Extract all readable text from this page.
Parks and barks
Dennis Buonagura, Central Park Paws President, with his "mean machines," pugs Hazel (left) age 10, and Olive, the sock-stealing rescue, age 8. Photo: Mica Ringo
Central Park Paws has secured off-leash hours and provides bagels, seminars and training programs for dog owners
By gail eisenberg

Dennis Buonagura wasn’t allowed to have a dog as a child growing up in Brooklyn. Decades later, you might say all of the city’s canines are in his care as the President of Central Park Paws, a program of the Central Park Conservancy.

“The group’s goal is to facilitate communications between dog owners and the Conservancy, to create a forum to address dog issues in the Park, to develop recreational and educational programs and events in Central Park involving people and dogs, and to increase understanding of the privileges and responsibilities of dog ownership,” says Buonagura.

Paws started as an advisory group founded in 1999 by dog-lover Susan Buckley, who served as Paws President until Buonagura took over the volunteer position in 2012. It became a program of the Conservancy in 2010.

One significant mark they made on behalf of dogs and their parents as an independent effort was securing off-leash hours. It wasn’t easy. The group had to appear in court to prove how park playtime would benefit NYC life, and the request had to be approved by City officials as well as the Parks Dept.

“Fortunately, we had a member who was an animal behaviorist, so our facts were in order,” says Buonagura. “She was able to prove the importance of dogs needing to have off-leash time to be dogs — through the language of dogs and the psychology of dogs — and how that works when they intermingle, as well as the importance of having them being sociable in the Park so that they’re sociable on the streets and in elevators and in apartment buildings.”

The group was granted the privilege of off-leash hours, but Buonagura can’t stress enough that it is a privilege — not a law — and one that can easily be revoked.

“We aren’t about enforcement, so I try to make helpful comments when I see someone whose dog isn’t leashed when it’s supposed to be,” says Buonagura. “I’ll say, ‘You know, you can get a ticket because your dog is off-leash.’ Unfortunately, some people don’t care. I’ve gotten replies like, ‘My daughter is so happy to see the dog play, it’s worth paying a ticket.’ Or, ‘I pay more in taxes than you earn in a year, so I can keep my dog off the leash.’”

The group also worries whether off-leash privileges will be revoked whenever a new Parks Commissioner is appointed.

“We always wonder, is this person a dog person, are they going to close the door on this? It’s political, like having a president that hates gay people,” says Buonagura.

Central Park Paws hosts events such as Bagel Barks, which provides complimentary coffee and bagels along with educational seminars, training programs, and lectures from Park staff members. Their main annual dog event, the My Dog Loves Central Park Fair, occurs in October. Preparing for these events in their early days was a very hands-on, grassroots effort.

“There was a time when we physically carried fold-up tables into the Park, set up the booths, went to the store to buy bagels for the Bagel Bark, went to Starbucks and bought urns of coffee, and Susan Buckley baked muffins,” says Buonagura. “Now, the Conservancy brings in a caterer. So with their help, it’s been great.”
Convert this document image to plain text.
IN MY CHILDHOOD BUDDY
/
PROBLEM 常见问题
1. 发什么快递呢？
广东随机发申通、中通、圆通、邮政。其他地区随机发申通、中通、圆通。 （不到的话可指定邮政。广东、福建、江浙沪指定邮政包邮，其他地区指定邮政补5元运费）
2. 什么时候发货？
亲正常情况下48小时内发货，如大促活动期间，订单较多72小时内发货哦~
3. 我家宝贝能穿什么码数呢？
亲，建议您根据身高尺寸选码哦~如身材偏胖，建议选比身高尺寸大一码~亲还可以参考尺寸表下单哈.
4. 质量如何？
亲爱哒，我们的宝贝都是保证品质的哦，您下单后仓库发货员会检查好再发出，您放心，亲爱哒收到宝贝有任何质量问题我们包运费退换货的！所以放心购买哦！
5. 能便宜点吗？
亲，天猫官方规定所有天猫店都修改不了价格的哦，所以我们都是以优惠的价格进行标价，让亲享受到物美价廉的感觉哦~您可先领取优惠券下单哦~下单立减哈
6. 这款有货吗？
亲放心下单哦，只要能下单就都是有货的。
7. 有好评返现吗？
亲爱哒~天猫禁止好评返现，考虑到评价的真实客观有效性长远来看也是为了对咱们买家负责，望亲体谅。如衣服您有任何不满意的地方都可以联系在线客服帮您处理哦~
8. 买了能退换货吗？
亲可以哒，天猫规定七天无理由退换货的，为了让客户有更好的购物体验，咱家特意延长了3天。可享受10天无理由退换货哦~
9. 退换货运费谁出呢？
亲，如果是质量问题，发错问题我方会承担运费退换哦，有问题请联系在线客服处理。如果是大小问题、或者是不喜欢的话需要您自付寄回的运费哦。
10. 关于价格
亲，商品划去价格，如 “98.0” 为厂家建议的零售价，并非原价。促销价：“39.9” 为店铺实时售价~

▬▬▬▬▬▬▬▬▬▬

> _Work instructions_: Give again only the lines starting at the one that contains "Convert this document image to plain text." and running to the end of the data.

> _Output_:
Convert this document image to plain text.
IN MY CHILDHOOD BUDDY
/
PROBLEM 常见问题
1. 发什么快递呢？
广东随机发申通、中通、圆通、邮政。其他地区随机发申通、中通、圆通。 （不到的话可指定邮政。广东、福建、江浙沪指定邮政包邮，其他地区指定邮政补5元运费）
2. 什么时候发货？
亲正常情况下48小时内发货，如大促活动期间，订单较多72小时内发货哦~
3. 我家宝贝能穿什么码数呢？
亲，建议您根据身高尺寸选码哦~如身材偏胖，建议选比身高尺寸大一码~亲还可以参考尺寸表下单哈.
4. 质量如何？
亲爱哒，我们的宝贝都是保证品质的哦，您下单后仓库发货员会检查好再发出，您放心，亲爱哒收到宝贝有任何质量问题我们包运费退换货的！所以放心购买哦！
5. 能便宜点吗？
亲，天猫官方规定所有天猫店都修改不了价格的哦，所以我们都是以优惠的价格进行标价，让亲享受到物美价廉的感觉哦~您可先领取优惠券下单哦~下单立减哈
6. 这款有货吗？
亲放心下单哦，只要能下单就都是有货的。
7. 有好评返现吗？
亲爱哒~天猫禁止好评返现，考虑到评价的真实客观有效性长远来看也是为了对咱们买家负责，望亲体谅。如衣服您有任何不满意的地方都可以联系在线客服帮您处理哦~
8. 买了能退换货吗？
亲可以哒，天猫规定七天无理由退换货的，为了让客户有更好的购物体验，咱家特意延长了3天。可享受10天无理由退换货哦~
9. 退换货运费谁出呢？
亲，如果是质量问题，发错问题我方会承担运费退换哦，有问题请联系在线客服处理。如果是大小问题、或者是不喜欢的话需要您自付寄回的运费哦。
10. 关于价格
亲，商品划去价格，如 “98.0” 为厂家建议的零售价，并非原价。促销价：“39.9” 为店铺实时售价~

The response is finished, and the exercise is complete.